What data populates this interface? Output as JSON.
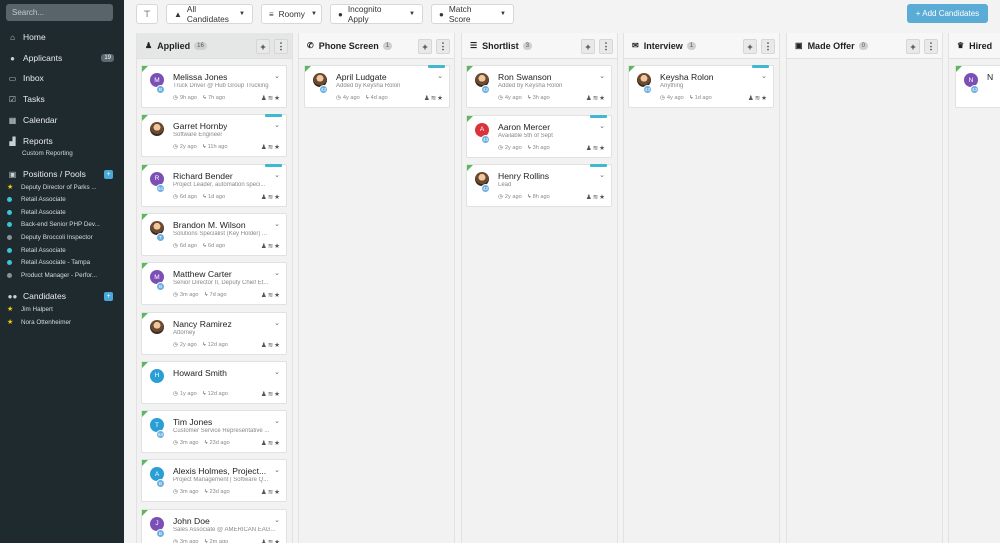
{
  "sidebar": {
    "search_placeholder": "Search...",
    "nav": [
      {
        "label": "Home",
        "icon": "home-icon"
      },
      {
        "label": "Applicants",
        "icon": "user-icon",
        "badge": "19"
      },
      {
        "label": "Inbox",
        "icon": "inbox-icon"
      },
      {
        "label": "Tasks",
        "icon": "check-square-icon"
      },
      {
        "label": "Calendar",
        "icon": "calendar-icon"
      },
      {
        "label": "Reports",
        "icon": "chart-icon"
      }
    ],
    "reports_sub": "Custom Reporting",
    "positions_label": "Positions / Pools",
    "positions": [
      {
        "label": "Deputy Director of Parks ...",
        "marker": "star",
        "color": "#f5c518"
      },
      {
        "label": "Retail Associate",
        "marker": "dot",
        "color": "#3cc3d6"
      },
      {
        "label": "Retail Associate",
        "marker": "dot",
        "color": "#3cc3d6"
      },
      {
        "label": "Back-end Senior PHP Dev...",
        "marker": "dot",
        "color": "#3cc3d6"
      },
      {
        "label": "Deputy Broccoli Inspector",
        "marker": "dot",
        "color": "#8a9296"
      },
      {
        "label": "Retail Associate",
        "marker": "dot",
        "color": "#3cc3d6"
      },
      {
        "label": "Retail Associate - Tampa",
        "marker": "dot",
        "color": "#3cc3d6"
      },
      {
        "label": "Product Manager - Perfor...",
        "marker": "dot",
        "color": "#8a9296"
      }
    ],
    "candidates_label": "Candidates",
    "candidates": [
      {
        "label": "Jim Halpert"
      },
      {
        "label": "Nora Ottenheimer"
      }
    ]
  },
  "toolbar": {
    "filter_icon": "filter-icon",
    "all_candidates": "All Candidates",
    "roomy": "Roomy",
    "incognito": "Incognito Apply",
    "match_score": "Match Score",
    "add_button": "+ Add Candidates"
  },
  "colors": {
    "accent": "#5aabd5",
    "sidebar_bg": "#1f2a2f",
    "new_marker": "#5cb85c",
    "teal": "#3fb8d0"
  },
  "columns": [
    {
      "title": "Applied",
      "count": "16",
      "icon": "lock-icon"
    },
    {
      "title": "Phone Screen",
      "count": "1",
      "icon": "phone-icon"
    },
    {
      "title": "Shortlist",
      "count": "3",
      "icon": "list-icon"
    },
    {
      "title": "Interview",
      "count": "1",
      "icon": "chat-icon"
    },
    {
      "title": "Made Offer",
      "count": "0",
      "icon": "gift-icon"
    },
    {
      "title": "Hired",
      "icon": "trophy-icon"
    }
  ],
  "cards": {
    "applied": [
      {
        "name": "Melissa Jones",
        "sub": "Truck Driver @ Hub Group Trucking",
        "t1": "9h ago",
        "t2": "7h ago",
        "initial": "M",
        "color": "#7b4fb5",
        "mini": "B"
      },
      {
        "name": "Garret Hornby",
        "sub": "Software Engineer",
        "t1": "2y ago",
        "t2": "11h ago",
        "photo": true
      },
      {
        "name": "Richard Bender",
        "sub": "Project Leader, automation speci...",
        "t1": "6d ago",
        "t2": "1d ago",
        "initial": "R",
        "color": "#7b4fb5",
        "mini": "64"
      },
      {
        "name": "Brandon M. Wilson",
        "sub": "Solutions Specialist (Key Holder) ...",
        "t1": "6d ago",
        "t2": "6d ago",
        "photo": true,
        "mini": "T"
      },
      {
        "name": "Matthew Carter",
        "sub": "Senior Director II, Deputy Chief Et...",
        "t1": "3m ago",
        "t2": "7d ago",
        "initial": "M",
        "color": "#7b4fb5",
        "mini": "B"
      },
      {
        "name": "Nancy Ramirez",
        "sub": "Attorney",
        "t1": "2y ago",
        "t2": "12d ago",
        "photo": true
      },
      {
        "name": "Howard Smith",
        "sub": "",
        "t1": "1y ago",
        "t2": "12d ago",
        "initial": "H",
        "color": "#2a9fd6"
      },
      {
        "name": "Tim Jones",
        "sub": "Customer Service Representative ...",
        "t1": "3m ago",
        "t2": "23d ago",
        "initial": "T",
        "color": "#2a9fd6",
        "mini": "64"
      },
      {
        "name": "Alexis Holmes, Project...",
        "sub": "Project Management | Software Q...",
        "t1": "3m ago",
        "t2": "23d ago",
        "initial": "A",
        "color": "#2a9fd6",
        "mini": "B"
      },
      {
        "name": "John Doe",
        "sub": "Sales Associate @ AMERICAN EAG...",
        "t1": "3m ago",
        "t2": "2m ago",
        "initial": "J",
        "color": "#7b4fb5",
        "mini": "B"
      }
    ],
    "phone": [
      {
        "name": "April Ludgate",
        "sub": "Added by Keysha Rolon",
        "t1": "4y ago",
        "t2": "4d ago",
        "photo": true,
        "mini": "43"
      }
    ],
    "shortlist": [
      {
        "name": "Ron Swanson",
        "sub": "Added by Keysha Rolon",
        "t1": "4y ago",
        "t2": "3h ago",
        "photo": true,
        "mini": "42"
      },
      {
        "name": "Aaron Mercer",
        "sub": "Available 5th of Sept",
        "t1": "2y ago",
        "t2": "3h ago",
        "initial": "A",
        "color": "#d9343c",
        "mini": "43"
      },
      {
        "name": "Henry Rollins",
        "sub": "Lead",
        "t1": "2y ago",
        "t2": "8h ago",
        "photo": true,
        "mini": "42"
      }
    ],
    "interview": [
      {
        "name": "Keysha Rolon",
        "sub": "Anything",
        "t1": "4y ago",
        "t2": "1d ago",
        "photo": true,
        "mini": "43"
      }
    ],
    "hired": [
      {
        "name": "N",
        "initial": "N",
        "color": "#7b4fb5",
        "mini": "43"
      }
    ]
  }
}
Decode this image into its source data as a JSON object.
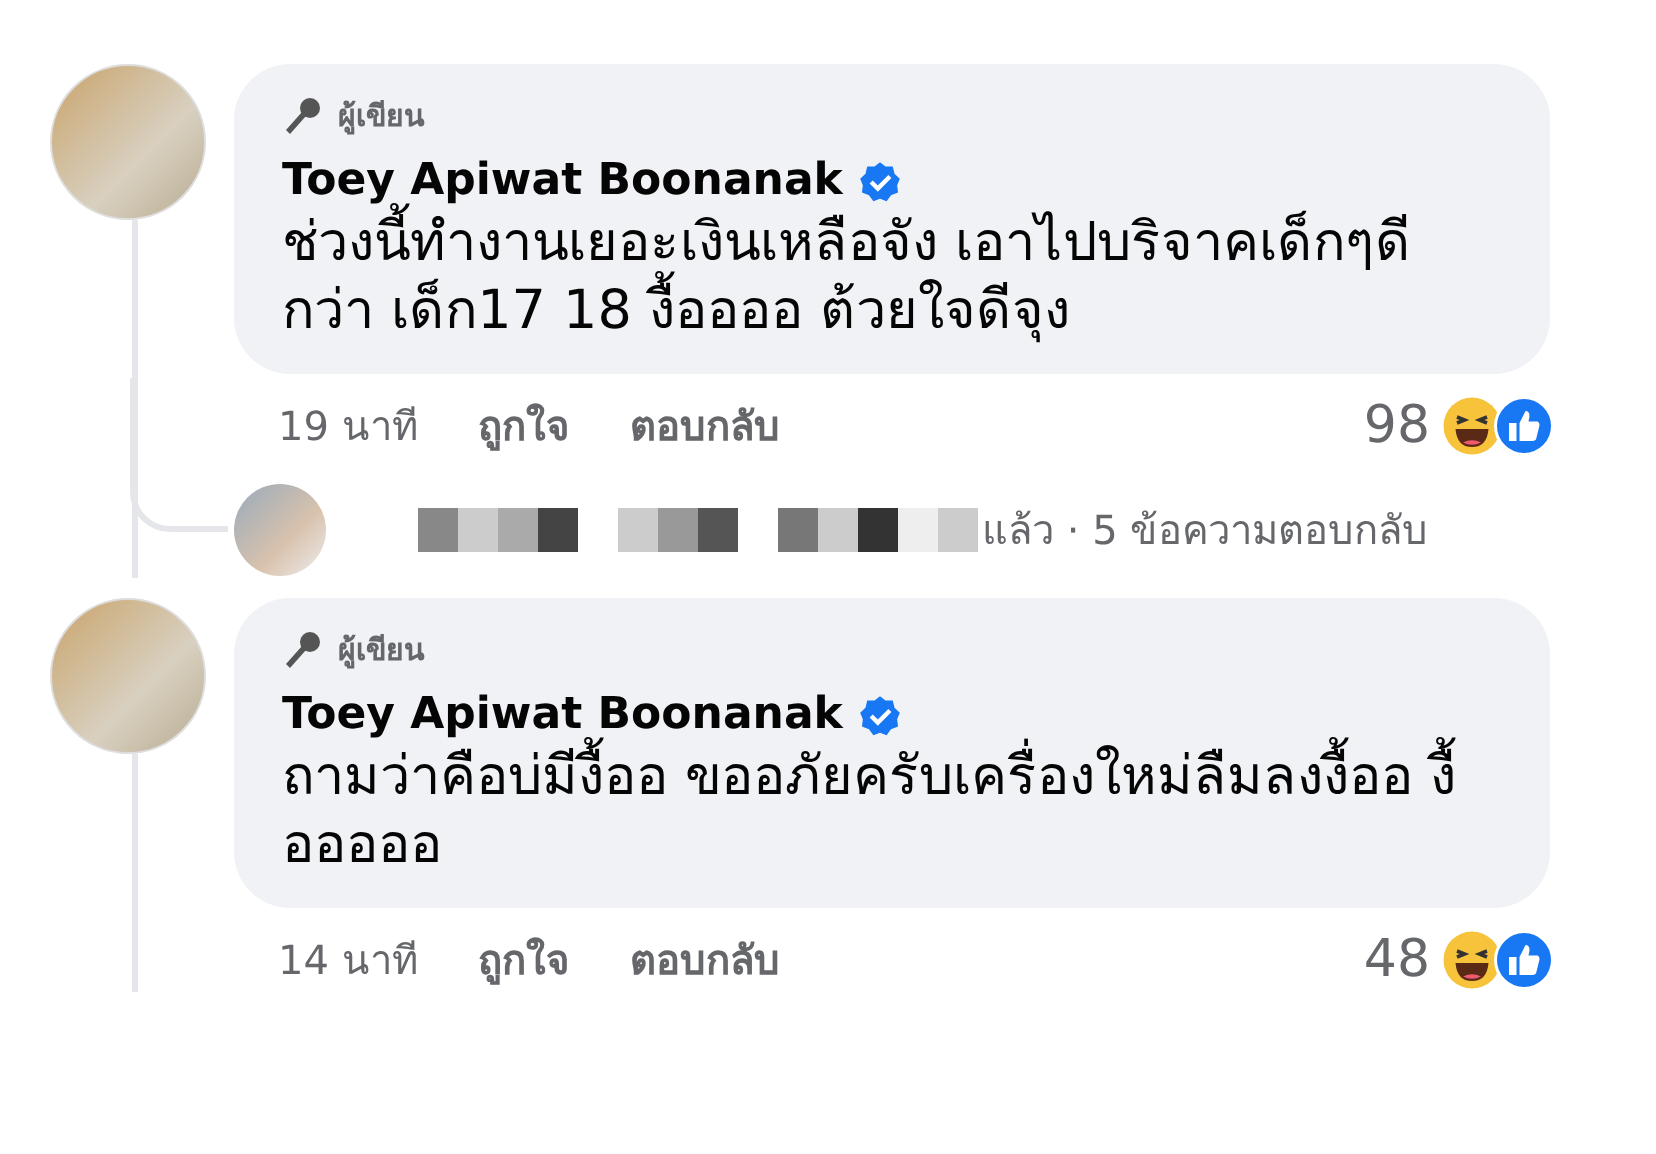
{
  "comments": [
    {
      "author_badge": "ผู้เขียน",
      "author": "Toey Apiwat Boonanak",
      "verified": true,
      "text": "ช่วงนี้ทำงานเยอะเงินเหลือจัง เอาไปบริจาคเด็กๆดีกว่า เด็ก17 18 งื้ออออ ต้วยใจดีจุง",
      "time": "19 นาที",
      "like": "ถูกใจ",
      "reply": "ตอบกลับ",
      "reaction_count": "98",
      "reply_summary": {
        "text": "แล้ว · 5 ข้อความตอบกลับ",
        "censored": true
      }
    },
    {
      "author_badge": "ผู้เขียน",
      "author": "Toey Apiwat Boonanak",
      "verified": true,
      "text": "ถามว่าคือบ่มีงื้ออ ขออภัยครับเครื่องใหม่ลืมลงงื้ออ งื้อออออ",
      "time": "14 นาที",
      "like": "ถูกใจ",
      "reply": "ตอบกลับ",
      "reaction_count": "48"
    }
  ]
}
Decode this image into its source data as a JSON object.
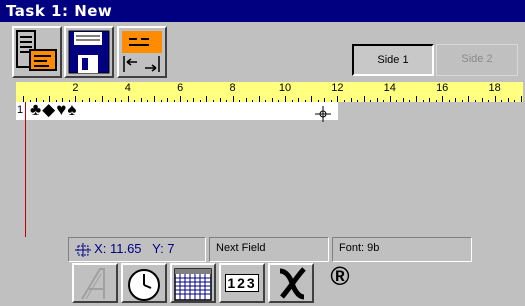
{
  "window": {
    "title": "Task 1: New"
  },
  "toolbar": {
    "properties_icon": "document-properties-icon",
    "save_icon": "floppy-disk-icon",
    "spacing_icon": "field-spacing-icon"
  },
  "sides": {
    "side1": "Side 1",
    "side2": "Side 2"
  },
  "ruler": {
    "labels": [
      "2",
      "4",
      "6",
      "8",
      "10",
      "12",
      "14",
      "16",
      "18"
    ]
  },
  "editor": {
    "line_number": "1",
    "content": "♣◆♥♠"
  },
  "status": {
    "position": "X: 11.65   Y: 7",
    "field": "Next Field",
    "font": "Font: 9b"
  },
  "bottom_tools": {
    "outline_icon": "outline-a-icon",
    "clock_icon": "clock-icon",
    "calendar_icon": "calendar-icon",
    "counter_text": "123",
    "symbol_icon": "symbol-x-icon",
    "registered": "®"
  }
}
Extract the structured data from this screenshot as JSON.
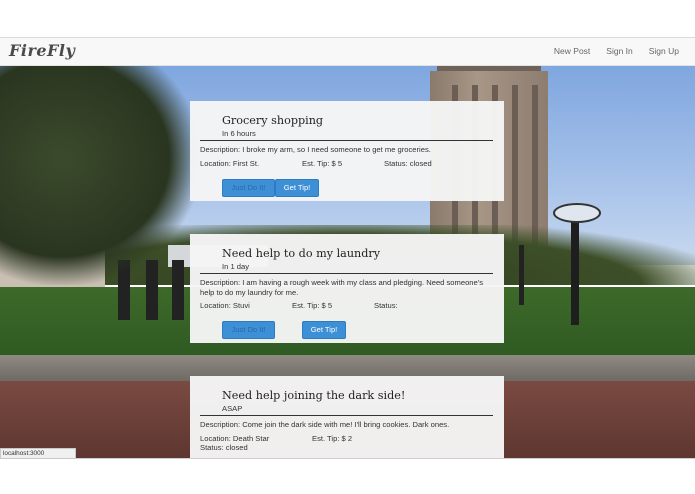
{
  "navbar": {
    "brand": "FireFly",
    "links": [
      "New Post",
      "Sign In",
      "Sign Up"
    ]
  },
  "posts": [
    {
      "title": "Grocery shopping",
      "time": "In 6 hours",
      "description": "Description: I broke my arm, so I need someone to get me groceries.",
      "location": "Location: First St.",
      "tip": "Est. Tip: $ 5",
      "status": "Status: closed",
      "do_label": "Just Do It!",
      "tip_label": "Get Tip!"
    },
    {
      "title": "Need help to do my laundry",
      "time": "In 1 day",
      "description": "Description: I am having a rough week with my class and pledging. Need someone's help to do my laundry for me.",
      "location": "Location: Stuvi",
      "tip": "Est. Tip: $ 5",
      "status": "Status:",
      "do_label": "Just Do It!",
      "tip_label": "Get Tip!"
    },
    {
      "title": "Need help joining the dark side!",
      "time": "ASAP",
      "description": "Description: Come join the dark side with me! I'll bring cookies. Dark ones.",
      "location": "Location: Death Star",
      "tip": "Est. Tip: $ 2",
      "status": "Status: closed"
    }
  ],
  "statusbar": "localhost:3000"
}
————————
_Work to complete_
Look above for every line with the word "time" and copy it.

_Reply to the exercise_
      "time": "19 นาที",
      "time": "14 นาที",
      "time": "In 6 hours",
      "time": "In 1 day",
      "time": "ASAP",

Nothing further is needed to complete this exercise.